# Written request
Filter these entries so that only lines with the word "Правительства" remain.

━━━━━ Dataset excerpts ━━━━━

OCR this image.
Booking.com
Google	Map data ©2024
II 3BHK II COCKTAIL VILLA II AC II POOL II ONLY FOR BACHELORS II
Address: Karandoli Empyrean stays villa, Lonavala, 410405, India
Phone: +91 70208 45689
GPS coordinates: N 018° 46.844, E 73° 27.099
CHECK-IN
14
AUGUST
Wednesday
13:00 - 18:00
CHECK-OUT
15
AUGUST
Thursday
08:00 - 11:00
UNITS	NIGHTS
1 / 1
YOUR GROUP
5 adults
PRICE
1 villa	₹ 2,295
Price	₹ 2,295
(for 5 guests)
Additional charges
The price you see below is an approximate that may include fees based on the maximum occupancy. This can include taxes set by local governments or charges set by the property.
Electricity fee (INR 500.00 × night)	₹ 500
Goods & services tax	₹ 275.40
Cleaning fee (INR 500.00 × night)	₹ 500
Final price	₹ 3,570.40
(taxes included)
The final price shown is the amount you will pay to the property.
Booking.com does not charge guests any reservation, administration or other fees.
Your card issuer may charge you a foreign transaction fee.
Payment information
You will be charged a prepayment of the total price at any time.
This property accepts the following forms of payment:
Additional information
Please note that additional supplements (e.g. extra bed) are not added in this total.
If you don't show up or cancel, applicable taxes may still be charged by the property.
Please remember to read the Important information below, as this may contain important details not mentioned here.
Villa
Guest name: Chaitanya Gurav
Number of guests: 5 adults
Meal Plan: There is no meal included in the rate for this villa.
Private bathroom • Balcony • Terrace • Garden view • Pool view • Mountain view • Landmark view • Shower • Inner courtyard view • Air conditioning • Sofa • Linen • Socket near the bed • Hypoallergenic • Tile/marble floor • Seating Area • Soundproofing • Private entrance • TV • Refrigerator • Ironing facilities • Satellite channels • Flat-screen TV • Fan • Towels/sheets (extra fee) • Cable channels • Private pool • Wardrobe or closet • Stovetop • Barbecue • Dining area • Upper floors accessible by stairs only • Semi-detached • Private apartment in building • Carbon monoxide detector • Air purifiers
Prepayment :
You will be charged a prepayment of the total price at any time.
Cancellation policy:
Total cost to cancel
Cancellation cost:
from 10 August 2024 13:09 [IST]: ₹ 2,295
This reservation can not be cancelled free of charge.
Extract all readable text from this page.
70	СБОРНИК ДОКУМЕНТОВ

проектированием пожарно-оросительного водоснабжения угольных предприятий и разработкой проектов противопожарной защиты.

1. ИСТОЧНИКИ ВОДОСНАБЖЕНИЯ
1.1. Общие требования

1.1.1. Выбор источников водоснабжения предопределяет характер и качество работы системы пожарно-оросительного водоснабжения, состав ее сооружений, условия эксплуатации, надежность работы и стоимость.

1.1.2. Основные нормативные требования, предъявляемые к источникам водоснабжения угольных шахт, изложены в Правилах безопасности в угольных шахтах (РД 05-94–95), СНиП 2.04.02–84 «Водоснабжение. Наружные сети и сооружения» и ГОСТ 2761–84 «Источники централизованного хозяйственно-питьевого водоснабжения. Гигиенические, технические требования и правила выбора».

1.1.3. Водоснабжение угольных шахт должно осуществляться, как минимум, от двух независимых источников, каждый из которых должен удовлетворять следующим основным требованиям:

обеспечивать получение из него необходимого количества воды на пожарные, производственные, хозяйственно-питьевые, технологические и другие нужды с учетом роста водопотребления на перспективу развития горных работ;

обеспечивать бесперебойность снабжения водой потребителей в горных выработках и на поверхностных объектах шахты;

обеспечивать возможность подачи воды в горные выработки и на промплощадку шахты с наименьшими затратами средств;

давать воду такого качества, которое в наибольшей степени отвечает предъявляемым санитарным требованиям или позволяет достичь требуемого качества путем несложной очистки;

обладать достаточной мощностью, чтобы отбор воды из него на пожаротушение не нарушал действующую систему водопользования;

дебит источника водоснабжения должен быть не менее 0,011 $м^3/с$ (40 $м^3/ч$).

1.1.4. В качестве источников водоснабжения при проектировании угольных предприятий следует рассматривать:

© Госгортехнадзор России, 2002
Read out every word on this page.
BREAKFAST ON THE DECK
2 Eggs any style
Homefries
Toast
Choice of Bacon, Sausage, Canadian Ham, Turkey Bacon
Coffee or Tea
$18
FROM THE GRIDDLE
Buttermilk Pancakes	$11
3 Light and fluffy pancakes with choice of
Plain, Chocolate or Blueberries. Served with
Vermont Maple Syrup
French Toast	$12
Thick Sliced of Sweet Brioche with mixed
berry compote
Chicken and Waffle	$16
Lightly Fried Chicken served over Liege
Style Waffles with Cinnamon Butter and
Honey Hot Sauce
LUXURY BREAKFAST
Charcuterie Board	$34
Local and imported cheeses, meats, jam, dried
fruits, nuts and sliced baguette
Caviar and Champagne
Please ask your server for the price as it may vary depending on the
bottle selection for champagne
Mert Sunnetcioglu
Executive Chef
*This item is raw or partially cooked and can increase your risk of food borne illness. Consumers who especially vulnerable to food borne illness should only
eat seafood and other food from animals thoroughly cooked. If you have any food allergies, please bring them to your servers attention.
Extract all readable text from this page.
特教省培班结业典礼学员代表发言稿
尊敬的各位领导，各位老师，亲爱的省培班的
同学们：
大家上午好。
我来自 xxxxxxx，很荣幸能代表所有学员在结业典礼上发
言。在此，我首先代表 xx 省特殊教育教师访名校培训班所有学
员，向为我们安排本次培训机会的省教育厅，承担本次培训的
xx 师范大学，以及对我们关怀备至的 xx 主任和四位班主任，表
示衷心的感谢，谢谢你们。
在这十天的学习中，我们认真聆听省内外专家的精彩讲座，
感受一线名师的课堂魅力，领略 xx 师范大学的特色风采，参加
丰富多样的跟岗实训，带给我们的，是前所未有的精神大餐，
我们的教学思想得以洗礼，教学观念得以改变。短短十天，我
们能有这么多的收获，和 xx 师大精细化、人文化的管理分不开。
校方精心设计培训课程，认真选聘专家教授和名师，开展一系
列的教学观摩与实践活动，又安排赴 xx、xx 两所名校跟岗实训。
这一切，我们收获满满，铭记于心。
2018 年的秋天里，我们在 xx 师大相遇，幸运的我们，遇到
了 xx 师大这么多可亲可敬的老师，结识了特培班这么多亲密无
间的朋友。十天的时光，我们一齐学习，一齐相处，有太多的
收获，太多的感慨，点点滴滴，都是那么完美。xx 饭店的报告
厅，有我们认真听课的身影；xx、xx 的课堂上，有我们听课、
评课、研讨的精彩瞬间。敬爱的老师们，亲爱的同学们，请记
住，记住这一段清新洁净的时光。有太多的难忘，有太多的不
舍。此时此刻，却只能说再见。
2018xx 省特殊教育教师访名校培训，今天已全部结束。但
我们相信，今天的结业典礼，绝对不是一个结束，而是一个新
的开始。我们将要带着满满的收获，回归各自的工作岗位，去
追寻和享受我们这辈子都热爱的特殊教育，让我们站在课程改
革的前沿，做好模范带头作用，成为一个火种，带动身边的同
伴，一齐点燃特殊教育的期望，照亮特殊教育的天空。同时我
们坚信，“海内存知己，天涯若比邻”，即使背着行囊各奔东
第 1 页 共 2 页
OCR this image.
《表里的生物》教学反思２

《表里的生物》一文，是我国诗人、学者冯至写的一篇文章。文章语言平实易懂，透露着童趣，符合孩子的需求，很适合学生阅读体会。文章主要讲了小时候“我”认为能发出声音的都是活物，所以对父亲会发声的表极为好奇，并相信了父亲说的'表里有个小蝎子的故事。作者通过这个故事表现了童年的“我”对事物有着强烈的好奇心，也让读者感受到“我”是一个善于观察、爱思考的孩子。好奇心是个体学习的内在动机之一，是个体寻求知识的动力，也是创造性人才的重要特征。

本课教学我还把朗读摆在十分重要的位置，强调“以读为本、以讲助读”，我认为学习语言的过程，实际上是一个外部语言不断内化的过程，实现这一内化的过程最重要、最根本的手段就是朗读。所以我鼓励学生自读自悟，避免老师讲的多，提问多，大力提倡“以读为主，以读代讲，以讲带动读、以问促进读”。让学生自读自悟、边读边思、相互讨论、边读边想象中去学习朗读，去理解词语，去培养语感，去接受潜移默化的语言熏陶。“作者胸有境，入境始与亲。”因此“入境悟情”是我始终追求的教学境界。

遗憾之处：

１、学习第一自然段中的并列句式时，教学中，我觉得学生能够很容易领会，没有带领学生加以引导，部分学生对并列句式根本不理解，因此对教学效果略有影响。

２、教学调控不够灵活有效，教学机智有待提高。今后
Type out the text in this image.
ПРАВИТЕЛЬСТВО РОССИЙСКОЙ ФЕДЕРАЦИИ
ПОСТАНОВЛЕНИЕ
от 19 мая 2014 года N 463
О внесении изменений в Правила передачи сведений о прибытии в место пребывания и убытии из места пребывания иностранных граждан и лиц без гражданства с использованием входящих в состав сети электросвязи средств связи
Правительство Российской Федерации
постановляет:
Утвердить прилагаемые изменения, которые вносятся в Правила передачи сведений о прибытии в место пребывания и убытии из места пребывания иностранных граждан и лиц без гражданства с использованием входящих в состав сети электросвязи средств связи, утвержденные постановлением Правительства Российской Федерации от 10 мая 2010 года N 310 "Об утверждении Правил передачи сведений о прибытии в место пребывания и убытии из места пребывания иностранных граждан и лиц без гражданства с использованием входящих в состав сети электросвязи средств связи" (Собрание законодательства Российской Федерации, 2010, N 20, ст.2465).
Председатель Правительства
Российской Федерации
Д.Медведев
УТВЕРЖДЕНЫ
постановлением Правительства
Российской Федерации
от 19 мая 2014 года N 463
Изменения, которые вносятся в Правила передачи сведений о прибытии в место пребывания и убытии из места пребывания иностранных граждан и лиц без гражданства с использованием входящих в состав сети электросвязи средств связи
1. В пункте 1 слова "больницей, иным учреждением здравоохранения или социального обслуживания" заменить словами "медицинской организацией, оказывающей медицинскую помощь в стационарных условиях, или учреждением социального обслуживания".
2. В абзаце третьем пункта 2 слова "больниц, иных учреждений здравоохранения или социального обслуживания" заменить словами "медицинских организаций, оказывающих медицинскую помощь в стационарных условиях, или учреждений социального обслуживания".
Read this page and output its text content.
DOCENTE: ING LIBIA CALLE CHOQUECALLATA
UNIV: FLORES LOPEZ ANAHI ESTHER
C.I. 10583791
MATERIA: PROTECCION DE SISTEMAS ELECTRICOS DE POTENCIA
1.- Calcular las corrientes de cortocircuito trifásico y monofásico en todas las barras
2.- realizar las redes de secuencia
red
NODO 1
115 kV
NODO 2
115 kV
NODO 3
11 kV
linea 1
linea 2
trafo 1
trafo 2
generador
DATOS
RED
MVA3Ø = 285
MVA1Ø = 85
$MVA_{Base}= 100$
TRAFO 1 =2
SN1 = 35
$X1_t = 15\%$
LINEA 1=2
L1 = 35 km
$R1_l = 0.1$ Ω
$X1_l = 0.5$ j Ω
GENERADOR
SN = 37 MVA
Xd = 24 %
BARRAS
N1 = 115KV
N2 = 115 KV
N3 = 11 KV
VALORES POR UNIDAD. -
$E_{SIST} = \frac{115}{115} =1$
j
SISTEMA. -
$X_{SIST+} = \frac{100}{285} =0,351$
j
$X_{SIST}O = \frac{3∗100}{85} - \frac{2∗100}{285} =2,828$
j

━━━━━

# Response
Утвердить прилагаемые изменения, которые вносятся в Правила передачи сведений о прибытии в место пребывания и убытии из места пребывания иностранных граждан и лиц без гражданства с использованием входящих в состав сети электросвязи средств связи, утвержденные постановлением Правительства Российской Федерации от 10 мая 2010 года N 310 "Об утверждении Правил передачи сведений о прибытии в место пребывания и убытии из места пребывания иностранных граждан и лиц без гражданства с использованием входящих в состав сети электросвязи средств связи" (Собрание законодательства Российской Федерации, 2010, N 20, ст.2465).
Председатель Правительства
постановлением Правительства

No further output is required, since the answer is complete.